:: Text shown ::

/

Poets You Should Know About: Amy Clampitt, The Sea-Singer

Editor’s note: This article was initially published in The Daily Gazette, Swarthmore’s online, daily newspaper founded in Fall 1996. As of Fall 2018, the DG has merged with The Phoenix. See the about page to read more about the DG.

To make something boring interesting, see it through someone else’s eyes. If you’re reading nature poetry, I recommend Amy Clampitt’s enraptured vision. For Wordsworth, the nature poem was a meditation; for Frost, a parable; but for Clampitt it was pure detail:

A vagueness comes over everything,

as though proving color and contour

alike dispensable: the lighthouse

extinct, the islands’ spruce-tips

drunk up like milk in the

universal emulsion.

from “Fog”

:::
:: Provided material ::

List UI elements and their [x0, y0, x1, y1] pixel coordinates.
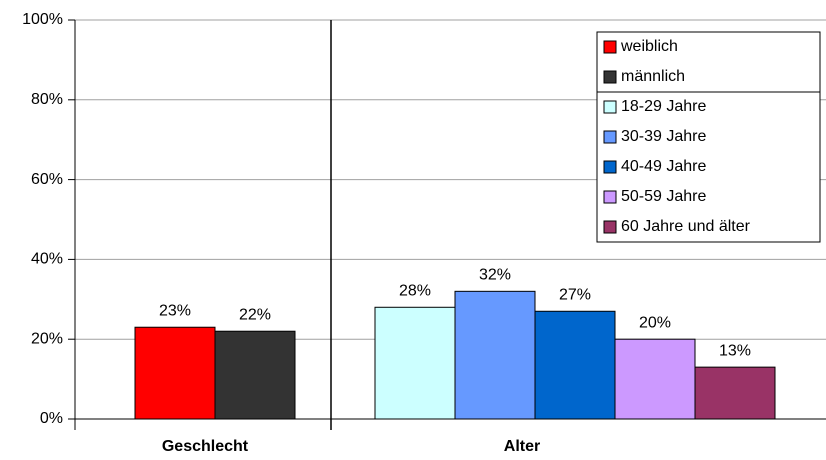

:::

_Task set:_
(1) In the Amy Clampitt article, when was The Daily Gazette founded?
(2) Write out the Amy Clampitt article word for word, starting at "A vagueness comes" and ending after "universal emulsion.".

_Results for the exercise:_
(1) Fall 1996

(2)
A vagueness comes over everything,

as though proving color and contour

alike dispensable: the lighthouse

extinct, the islands’ spruce-tips

drunk up like milk in the

universal emulsion.